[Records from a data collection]
[start]

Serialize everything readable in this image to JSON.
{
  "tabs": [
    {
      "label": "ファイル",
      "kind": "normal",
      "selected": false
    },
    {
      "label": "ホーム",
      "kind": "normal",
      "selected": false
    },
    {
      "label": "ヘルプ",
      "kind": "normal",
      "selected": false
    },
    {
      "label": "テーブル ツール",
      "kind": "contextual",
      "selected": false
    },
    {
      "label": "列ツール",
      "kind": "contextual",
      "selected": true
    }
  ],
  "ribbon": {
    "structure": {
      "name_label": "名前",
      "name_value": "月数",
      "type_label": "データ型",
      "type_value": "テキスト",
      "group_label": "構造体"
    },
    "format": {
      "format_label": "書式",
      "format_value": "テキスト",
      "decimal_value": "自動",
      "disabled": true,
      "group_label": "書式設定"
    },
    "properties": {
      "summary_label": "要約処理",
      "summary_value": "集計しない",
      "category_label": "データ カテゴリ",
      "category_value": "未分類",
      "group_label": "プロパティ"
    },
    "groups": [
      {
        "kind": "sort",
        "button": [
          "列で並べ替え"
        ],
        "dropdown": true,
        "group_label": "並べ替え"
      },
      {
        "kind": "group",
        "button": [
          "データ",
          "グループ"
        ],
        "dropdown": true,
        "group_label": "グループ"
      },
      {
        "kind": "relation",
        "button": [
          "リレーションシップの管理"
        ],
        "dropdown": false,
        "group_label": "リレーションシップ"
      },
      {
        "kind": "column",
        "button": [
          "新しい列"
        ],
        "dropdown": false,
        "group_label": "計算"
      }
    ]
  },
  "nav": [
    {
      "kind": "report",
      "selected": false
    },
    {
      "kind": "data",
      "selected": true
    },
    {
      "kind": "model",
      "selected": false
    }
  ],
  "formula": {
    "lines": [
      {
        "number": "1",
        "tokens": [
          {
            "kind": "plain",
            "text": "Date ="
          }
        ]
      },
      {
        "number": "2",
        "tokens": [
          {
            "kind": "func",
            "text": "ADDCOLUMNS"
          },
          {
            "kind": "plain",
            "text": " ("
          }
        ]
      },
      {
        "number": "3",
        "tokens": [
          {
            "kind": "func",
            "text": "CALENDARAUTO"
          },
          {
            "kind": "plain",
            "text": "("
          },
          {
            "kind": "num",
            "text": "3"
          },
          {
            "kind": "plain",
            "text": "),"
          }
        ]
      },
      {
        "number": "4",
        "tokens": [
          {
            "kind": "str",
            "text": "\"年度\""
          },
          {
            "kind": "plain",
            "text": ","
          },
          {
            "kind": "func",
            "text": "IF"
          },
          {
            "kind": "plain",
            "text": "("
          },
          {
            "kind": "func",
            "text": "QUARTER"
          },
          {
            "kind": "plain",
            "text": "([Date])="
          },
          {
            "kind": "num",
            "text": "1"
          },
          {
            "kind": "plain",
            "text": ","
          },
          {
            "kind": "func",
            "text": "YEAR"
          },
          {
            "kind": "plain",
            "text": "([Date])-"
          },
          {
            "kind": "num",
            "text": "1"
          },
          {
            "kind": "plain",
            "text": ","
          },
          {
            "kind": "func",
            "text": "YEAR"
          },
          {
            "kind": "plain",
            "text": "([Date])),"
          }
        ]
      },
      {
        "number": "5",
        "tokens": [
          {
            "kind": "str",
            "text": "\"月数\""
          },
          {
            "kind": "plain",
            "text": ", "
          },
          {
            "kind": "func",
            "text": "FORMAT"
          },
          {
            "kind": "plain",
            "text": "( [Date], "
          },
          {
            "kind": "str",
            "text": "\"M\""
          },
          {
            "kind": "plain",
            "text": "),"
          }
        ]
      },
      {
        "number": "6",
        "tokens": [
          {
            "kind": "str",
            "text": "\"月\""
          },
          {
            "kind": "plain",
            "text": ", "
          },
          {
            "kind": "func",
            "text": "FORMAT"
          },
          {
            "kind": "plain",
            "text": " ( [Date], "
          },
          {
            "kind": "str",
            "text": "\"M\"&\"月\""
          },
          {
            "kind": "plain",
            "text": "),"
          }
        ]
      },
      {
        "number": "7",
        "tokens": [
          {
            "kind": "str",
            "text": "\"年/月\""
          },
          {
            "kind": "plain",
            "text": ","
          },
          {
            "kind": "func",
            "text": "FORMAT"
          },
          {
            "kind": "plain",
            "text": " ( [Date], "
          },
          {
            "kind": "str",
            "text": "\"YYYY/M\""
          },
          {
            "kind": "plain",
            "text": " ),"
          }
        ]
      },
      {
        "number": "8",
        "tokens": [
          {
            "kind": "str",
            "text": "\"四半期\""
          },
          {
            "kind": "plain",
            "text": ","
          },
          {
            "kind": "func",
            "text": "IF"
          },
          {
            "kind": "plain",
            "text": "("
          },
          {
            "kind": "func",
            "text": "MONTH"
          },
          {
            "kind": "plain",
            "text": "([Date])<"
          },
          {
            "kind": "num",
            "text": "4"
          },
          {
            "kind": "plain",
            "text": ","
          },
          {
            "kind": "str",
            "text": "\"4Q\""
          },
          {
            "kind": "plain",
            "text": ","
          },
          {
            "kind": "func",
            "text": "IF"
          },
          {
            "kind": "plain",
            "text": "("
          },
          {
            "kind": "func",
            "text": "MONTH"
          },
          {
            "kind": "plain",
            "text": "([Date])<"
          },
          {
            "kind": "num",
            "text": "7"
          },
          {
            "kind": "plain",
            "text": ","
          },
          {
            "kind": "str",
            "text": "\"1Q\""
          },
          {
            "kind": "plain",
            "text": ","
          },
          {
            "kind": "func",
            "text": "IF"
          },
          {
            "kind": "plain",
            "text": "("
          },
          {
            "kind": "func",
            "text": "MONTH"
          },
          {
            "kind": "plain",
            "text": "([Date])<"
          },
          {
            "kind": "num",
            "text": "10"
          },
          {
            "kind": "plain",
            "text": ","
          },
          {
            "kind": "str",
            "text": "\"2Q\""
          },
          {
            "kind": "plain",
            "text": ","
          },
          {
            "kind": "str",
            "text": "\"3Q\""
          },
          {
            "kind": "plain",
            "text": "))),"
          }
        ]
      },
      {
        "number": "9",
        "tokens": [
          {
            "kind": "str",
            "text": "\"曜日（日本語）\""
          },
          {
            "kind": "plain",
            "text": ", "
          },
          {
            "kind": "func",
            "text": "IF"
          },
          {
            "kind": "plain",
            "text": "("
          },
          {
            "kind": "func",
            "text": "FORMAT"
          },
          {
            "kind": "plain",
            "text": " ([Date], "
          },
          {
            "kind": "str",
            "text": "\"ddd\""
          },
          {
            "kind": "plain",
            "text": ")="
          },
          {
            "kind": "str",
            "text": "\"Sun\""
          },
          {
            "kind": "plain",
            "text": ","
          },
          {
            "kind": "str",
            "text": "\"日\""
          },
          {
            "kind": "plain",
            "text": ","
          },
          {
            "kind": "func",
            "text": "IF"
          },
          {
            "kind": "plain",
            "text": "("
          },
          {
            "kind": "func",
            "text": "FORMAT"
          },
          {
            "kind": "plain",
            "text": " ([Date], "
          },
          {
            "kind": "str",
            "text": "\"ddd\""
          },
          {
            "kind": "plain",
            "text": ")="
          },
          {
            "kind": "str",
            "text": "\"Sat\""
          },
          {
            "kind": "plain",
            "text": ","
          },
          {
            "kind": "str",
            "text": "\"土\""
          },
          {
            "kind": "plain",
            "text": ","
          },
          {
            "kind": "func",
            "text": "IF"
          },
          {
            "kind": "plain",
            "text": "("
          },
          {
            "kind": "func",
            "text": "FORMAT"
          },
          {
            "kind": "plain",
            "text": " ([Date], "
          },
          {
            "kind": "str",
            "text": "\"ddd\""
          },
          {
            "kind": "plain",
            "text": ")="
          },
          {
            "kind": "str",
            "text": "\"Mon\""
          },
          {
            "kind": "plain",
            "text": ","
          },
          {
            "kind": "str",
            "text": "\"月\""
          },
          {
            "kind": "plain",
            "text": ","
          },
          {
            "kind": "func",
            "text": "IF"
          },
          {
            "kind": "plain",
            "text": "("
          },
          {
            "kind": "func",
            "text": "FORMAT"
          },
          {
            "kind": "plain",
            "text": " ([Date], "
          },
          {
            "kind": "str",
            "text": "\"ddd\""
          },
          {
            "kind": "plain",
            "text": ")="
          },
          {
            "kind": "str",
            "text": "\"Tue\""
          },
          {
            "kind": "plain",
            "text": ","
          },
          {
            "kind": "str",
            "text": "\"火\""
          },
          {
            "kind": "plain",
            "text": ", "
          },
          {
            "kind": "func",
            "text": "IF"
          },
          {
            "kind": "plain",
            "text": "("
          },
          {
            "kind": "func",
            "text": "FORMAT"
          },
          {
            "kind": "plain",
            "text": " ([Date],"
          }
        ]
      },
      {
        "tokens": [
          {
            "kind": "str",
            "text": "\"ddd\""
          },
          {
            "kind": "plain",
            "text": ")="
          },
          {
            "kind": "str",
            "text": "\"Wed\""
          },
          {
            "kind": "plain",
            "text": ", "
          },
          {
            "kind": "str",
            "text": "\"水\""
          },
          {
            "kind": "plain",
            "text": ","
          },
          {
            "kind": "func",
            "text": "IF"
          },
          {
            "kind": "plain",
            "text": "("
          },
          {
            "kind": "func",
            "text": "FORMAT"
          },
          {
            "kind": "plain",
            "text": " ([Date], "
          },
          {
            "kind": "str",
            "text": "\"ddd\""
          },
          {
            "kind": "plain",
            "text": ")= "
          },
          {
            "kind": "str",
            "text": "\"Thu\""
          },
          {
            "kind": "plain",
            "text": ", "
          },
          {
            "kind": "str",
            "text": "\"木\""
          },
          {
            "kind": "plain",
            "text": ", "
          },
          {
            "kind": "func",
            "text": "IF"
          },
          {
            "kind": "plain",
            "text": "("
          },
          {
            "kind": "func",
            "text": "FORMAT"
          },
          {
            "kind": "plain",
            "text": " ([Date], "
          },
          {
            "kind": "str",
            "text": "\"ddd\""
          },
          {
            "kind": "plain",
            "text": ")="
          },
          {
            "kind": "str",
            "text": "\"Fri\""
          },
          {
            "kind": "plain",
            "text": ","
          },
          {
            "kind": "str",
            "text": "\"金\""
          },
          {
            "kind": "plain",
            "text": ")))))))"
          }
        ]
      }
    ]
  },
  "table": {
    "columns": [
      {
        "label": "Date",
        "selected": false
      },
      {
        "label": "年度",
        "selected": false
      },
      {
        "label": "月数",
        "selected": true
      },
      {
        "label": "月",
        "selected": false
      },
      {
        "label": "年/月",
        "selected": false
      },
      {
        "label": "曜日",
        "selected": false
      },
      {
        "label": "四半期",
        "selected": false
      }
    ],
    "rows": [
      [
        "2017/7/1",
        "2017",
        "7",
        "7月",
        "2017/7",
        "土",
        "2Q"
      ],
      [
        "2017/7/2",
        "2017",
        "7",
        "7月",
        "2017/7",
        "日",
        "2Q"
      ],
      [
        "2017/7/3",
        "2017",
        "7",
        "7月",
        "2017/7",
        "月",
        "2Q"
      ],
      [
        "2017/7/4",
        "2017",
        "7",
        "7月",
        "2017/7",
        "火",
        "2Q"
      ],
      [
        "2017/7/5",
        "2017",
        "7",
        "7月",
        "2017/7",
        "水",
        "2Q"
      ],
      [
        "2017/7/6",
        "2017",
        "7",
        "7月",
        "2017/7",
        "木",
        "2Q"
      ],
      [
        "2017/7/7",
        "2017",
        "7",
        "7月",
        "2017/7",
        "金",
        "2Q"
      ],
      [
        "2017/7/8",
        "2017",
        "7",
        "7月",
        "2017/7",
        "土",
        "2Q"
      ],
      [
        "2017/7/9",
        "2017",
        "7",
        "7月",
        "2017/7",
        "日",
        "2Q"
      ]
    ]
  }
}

[end]

_SET PROBLEM:_
Filter the entries above down to the lines containing the word "number".

_ANSWER TO THIS TASK:_
        "number": "1",
        "number": "2",
        "number": "3",
        "number": "4",
        "number": "5",
        "number": "6",
        "number": "7",
        "number": "8",
        "number": "9",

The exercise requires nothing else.